◆ **Set problem**: Count every line that holds the string "name", then give that number alone.

◆ **Entries**:
--

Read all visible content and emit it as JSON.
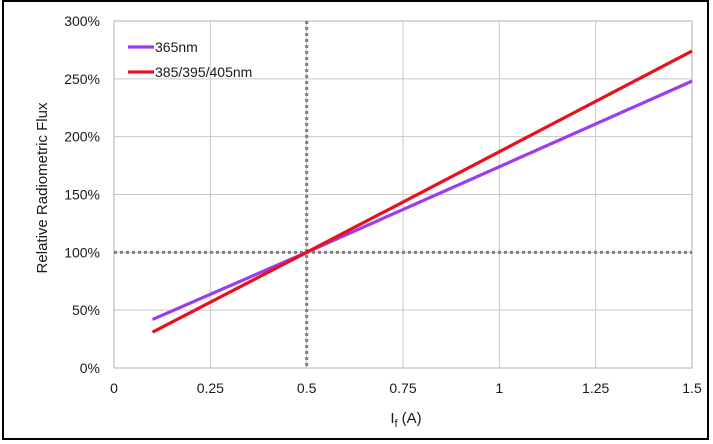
{
  "chart_data": {
    "type": "line",
    "title": "",
    "xlabel": "I",
    "xlabel_sub": "f",
    "xlabel_unit": "(A)",
    "ylabel": "Relative Radiometric Flux",
    "xlim": [
      0,
      1.5
    ],
    "ylim": [
      0,
      300
    ],
    "x_ticks": [
      0,
      0.25,
      0.5,
      0.75,
      1,
      1.25,
      1.5
    ],
    "x_tick_labels": [
      "0",
      "0.25",
      "0.5",
      "0.75",
      "1",
      "1.25",
      "1.5"
    ],
    "y_ticks": [
      0,
      50,
      100,
      150,
      200,
      250,
      300
    ],
    "y_tick_labels": [
      "0%",
      "50%",
      "100%",
      "150%",
      "200%",
      "250%",
      "300%"
    ],
    "grid": true,
    "legend_position": "top-left",
    "reference_lines": [
      {
        "axis": "x",
        "value": 0.5,
        "style": "dotted",
        "color": "#808080"
      },
      {
        "axis": "y",
        "value": 100,
        "style": "dotted",
        "color": "#808080"
      }
    ],
    "series": [
      {
        "name": "365nm",
        "color": "#9b3cf0",
        "x": [
          0.1,
          0.5,
          1.5
        ],
        "y": [
          42,
          100,
          248
        ]
      },
      {
        "name": "385/395/405nm",
        "color": "#e8101c",
        "x": [
          0.1,
          0.5,
          1.5
        ],
        "y": [
          31,
          100,
          274
        ]
      }
    ]
  }
}
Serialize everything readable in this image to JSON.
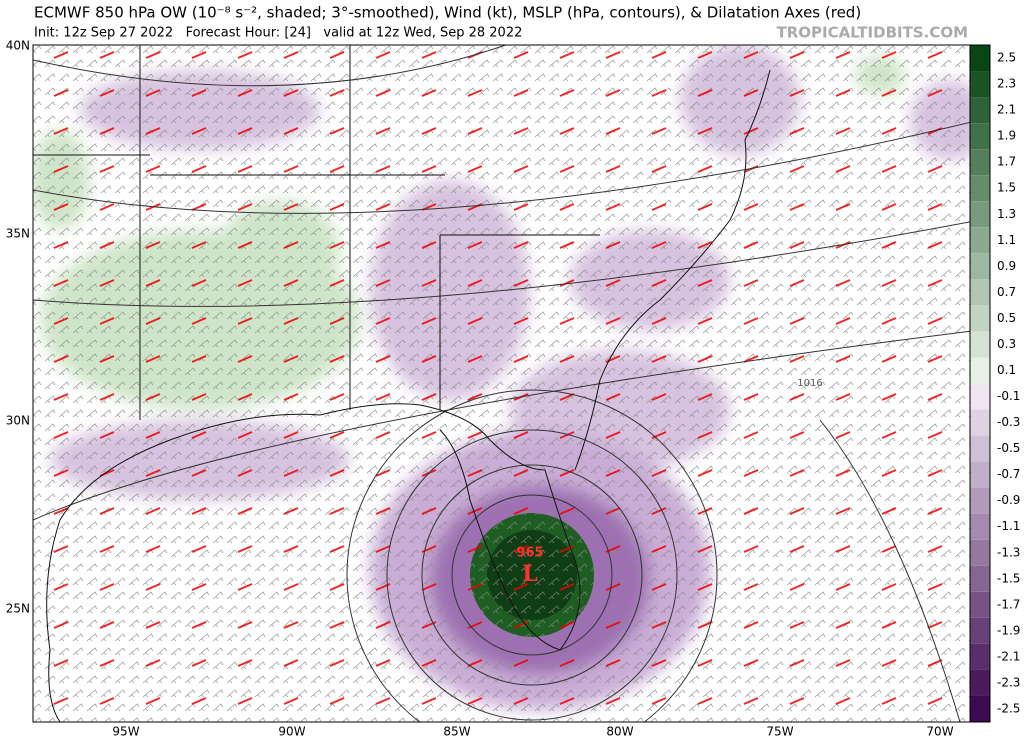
{
  "header": {
    "title": "ECMWF 850 hPa OW (10⁻⁸ s⁻², shaded; 3°-smoothed), Wind (kt), MSLP (hPa, contours), & Dilatation Axes (red)",
    "subtitle": "Init: 12z Sep 27 2022   Forecast Hour: [24]   valid at 12z Wed, Sep 28 2022",
    "watermark": "TROPICALTIDBITS.COM"
  },
  "map": {
    "lat_labels": [
      "40N",
      "35N",
      "30N",
      "25N"
    ],
    "lon_labels": [
      "95W",
      "90W",
      "85W",
      "80W",
      "75W",
      "70W"
    ],
    "low": {
      "pressure": 965,
      "label": "L"
    },
    "contour_label": 1016
  },
  "colorbar": {
    "labels": [
      2.5,
      2.3,
      2.1,
      1.9,
      1.7,
      1.5,
      1.3,
      1.1,
      0.9,
      0.7,
      0.5,
      0.3,
      0.1,
      -0.1,
      -0.3,
      -0.5,
      -0.7,
      -0.9,
      -1.1,
      -1.3,
      -1.5,
      -1.7,
      -1.9,
      -2.1,
      -2.3,
      -2.5
    ]
  }
}
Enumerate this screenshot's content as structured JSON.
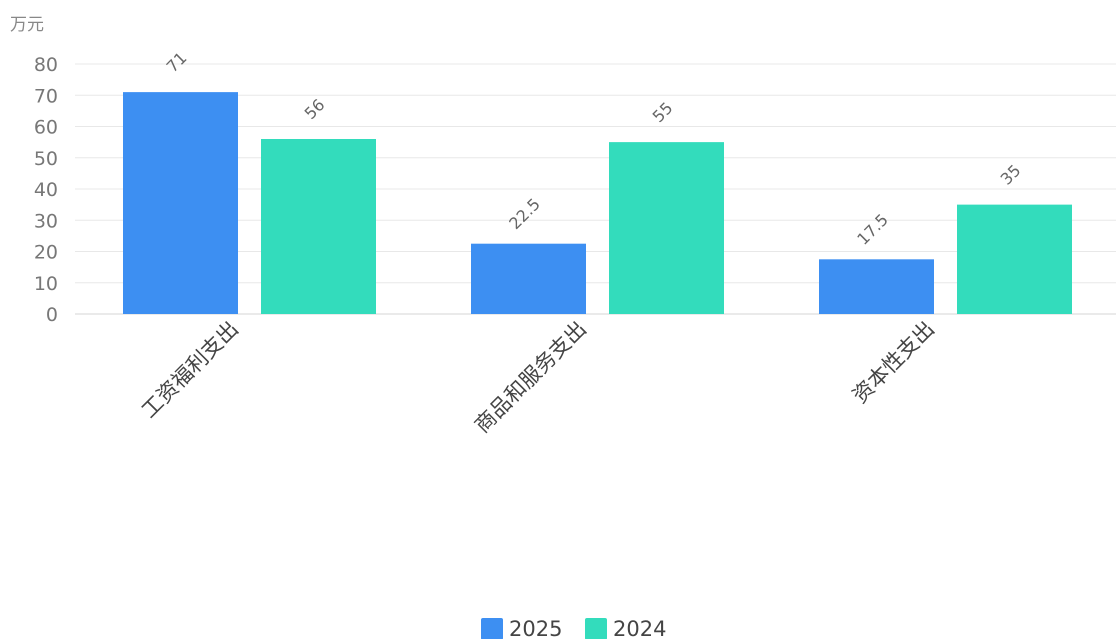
{
  "chart_data": {
    "type": "bar",
    "unit": "万元",
    "categories": [
      "工资福利支出",
      "商品和服务支出",
      "资本性支出"
    ],
    "series": [
      {
        "name": "2025",
        "values": [
          71,
          22.5,
          17.5
        ],
        "color": "#3d8ff2"
      },
      {
        "name": "2024",
        "values": [
          56,
          55,
          35
        ],
        "color": "#33dcbc"
      }
    ],
    "y_ticks": [
      0,
      10,
      20,
      30,
      40,
      50,
      60,
      70,
      80
    ],
    "ylim": [
      0,
      80
    ],
    "grid": true,
    "legend_position": "bottom-center"
  }
}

--

◆ **The output**: 4